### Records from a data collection
------------------------------------------------------------

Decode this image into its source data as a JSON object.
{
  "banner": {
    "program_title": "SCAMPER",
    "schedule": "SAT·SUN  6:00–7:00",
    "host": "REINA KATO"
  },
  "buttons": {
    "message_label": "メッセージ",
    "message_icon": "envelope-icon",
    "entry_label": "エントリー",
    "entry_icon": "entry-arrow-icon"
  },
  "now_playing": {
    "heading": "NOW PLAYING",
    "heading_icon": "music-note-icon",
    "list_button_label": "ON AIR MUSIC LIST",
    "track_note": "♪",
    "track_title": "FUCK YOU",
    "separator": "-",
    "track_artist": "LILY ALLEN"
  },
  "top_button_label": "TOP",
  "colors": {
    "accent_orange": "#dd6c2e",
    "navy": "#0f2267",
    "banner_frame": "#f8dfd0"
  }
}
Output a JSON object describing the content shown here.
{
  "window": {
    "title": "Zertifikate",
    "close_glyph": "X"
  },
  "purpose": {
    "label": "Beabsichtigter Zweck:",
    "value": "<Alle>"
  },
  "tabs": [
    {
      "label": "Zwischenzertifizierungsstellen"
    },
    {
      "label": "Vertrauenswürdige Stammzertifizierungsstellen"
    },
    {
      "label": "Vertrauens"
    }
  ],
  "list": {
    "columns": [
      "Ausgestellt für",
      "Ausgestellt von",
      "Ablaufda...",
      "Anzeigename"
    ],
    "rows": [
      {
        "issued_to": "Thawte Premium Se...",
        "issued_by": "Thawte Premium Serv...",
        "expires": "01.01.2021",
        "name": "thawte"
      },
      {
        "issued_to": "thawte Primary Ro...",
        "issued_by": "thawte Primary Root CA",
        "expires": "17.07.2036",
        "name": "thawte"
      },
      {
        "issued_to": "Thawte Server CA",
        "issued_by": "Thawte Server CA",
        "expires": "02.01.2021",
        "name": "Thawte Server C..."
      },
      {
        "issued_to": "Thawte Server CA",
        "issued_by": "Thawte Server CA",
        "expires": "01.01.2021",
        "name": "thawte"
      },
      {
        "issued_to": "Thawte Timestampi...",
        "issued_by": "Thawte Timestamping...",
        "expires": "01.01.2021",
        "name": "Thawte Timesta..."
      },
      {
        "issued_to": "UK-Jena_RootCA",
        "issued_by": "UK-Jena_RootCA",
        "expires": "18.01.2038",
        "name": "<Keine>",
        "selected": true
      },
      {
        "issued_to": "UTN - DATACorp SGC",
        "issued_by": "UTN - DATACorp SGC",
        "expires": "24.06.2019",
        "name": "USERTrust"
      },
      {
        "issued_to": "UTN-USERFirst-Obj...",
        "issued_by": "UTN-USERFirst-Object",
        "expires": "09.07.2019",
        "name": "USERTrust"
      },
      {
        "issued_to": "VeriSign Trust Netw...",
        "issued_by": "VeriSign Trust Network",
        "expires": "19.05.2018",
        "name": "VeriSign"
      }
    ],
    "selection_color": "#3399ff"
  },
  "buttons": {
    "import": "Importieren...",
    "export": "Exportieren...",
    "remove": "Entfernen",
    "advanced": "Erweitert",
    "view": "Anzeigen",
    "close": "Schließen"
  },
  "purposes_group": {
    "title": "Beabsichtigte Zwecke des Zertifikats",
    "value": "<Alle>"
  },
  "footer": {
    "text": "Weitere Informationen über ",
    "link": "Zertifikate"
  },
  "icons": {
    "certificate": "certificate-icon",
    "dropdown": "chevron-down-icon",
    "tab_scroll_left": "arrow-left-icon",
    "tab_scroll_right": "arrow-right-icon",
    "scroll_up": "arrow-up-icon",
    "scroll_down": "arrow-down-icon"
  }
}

------------------------------------------------------------

### AIM OF THE EXERCISE
Repeat the listing above without any change.

### EXERCISE RESPONSE
Decode this image into its source data as a JSON object.
{
  "banner": {
    "program_title": "SCAMPER",
    "schedule": "SAT·SUN  6:00–7:00",
    "host": "REINA KATO"
  },
  "buttons": {
    "message_label": "メッセージ",
    "message_icon": "envelope-icon",
    "entry_label": "エントリー",
    "entry_icon": "entry-arrow-icon"
  },
  "now_playing": {
    "heading": "NOW PLAYING",
    "heading_icon": "music-note-icon",
    "list_button_label": "ON AIR MUSIC LIST",
    "track_note": "♪",
    "track_title": "FUCK YOU",
    "separator": "-",
    "track_artist": "LILY ALLEN"
  },
  "top_button_label": "TOP",
  "colors": {
    "accent_orange": "#dd6c2e",
    "navy": "#0f2267",
    "banner_frame": "#f8dfd0"
  }
}
Output a JSON object describing the content shown here.
{
  "window": {
    "title": "Zertifikate",
    "close_glyph": "X"
  },
  "purpose": {
    "label": "Beabsichtigter Zweck:",
    "value": "<Alle>"
  },
  "tabs": [
    {
      "label": "Zwischenzertifizierungsstellen"
    },
    {
      "label": "Vertrauenswürdige Stammzertifizierungsstellen"
    },
    {
      "label": "Vertrauens"
    }
  ],
  "list": {
    "columns": [
      "Ausgestellt für",
      "Ausgestellt von",
      "Ablaufda...",
      "Anzeigename"
    ],
    "rows": [
      {
        "issued_to": "Thawte Premium Se...",
        "issued_by": "Thawte Premium Serv...",
        "expires": "01.01.2021",
        "name": "thawte"
      },
      {
        "issued_to": "thawte Primary Ro...",
        "issued_by": "thawte Primary Root CA",
        "expires": "17.07.2036",
        "name": "thawte"
      },
      {
        "issued_to": "Thawte Server CA",
        "issued_by": "Thawte Server CA",
        "expires": "02.01.2021",
        "name": "Thawte Server C..."
      },
      {
        "issued_to": "Thawte Server CA",
        "issued_by": "Thawte Server CA",
        "expires": "01.01.2021",
        "name": "thawte"
      },
      {
        "issued_to": "Thawte Timestampi...",
        "issued_by": "Thawte Timestamping...",
        "expires": "01.01.2021",
        "name": "Thawte Timesta..."
      },
      {
        "issued_to": "UK-Jena_RootCA",
        "issued_by": "UK-Jena_RootCA",
        "expires": "18.01.2038",
        "name": "<Keine>",
        "selected": true
      },
      {
        "issued_to": "UTN - DATACorp SGC",
        "issued_by": "UTN - DATACorp SGC",
        "expires": "24.06.2019",
        "name": "USERTrust"
      },
      {
        "issued_to": "UTN-USERFirst-Obj...",
        "issued_by": "UTN-USERFirst-Object",
        "expires": "09.07.2019",
        "name": "USERTrust"
      },
      {
        "issued_to": "VeriSign Trust Netw...",
        "issued_by": "VeriSign Trust Network",
        "expires": "19.05.2018",
        "name": "VeriSign"
      }
    ],
    "selection_color": "#3399ff"
  },
  "buttons": {
    "import": "Importieren...",
    "export": "Exportieren...",
    "remove": "Entfernen",
    "advanced": "Erweitert",
    "view": "Anzeigen",
    "close": "Schließen"
  },
  "purposes_group": {
    "title": "Beabsichtigte Zwecke des Zertifikats",
    "value": "<Alle>"
  },
  "footer": {
    "text": "Weitere Informationen über ",
    "link": "Zertifikate"
  },
  "icons": {
    "certificate": "certificate-icon",
    "dropdown": "chevron-down-icon",
    "tab_scroll_left": "arrow-left-icon",
    "tab_scroll_right": "arrow-right-icon",
    "scroll_up": "arrow-up-icon",
    "scroll_down": "arrow-down-icon"
  }
}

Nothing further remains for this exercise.